──────── Data listing

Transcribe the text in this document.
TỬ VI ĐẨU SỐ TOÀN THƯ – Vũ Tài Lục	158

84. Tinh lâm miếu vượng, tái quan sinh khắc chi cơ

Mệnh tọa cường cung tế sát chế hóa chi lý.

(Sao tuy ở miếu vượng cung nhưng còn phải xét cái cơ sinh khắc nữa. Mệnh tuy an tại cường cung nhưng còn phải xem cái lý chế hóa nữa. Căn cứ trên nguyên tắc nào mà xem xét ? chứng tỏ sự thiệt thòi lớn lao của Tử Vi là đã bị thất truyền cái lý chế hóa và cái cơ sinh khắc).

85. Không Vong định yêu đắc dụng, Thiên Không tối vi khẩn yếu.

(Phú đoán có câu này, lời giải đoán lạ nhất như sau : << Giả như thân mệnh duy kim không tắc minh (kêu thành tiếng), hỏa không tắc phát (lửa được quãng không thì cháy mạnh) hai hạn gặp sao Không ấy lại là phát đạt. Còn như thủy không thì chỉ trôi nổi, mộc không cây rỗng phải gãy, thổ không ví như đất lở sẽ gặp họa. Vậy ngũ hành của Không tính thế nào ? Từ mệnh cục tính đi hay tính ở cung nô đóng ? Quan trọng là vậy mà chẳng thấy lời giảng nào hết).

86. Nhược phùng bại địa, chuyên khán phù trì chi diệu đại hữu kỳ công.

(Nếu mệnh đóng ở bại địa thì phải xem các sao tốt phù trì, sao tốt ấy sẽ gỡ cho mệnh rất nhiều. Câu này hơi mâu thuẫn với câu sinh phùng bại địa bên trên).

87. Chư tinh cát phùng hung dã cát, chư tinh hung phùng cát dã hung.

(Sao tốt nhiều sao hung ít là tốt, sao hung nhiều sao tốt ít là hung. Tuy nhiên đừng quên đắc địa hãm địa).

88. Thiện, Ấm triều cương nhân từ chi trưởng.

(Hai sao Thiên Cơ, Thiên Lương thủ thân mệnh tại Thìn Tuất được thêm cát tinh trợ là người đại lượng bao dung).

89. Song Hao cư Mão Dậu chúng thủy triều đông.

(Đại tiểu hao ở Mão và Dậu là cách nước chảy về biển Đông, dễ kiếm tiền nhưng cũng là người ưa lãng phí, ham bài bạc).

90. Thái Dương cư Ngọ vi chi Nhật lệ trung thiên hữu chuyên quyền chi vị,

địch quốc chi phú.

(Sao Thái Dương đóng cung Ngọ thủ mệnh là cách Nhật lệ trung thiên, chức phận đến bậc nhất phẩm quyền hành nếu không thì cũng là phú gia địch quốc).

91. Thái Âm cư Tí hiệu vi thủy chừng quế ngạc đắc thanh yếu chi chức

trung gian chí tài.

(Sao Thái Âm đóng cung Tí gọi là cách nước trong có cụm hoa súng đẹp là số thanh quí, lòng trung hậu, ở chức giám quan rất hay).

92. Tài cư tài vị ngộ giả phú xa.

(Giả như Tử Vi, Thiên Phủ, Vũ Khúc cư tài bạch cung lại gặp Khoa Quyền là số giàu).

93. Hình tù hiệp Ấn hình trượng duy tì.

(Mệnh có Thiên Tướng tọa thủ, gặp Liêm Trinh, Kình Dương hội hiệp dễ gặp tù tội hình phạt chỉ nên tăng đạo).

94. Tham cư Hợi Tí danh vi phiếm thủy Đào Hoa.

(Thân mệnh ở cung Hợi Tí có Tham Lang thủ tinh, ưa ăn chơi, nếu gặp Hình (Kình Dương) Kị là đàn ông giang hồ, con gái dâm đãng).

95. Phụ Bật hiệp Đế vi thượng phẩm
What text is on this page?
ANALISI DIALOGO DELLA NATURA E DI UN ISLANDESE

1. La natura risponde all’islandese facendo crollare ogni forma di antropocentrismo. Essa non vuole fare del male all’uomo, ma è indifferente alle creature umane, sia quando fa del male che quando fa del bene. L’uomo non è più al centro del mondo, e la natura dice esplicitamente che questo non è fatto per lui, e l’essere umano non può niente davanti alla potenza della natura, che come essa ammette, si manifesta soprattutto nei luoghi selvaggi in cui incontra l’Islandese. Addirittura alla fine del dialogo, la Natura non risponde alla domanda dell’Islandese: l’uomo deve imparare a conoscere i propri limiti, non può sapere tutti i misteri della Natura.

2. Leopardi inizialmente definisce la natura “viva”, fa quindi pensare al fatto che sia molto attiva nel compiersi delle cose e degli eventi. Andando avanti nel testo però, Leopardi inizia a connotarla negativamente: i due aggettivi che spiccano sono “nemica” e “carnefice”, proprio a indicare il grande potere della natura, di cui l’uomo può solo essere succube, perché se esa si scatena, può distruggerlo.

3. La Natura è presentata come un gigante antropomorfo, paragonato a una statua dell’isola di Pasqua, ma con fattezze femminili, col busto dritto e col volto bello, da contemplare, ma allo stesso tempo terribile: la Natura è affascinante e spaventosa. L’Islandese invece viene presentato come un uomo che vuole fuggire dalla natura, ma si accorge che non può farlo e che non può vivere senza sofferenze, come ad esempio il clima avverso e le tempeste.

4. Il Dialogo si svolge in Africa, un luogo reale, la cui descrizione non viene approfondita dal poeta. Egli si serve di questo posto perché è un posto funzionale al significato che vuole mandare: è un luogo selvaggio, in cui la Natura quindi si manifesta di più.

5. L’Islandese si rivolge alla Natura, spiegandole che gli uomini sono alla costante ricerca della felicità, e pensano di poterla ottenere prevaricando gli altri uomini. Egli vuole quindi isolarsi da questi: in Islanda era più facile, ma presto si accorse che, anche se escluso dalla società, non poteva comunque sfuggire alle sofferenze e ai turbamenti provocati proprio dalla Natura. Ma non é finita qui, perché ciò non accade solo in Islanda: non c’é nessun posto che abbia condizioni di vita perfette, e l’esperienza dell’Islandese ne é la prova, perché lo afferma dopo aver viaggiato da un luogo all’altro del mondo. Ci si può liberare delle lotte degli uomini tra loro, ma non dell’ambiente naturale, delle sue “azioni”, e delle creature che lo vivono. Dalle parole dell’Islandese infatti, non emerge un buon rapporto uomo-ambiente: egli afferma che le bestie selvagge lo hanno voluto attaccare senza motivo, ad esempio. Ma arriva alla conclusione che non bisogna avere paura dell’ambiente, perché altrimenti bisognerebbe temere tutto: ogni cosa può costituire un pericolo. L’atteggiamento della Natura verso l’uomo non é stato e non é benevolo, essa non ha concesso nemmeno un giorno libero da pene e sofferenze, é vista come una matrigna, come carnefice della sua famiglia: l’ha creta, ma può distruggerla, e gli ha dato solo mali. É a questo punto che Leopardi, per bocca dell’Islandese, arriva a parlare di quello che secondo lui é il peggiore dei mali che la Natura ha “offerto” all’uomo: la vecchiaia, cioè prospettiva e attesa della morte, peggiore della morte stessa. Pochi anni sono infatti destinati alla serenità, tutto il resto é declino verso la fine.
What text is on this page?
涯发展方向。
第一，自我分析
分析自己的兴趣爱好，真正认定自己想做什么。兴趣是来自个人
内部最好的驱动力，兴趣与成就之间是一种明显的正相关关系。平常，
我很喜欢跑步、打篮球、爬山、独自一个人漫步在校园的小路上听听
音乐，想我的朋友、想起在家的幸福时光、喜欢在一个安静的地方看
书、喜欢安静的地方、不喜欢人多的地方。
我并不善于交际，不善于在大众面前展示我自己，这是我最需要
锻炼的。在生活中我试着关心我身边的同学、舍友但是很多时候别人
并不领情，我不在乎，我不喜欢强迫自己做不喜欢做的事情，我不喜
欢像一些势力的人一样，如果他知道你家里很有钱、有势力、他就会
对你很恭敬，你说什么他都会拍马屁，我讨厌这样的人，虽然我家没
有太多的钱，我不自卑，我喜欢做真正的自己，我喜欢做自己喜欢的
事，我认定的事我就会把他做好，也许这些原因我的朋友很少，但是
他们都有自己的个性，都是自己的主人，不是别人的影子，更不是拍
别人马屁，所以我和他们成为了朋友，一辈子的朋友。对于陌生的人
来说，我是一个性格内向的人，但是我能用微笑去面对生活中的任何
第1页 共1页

────────────────

**Task prompt:**
Scan the material and collect every line that contains "manifesta".

**Solution to this exercise:**
1. La natura risponde all’islandese facendo crollare ogni forma di antropocentrismo. Essa non vuole fare del male all’uomo, ma è indifferente alle creature umane, sia quando fa del male che quando fa del bene. L’uomo non è più al centro del mondo, e la natura dice esplicitamente che questo non è fatto per lui, e l’essere umano non può niente davanti alla potenza della natura, che come essa ammette, si manifesta soprattutto nei luoghi selvaggi in cui incontra l’Islandese. Addirittura alla fine del dialogo, la Natura non risponde alla domanda dell’Islandese: l’uomo deve imparare a conoscere i propri limiti, non può sapere tutti i misteri della Natura.
4. Il Dialogo si svolge in Africa, un luogo reale, la cui descrizione non viene approfondita dal poeta. Egli si serve di questo posto perché è un posto funzionale al significato che vuole mandare: è un luogo selvaggio, in cui la Natura quindi si manifesta di più.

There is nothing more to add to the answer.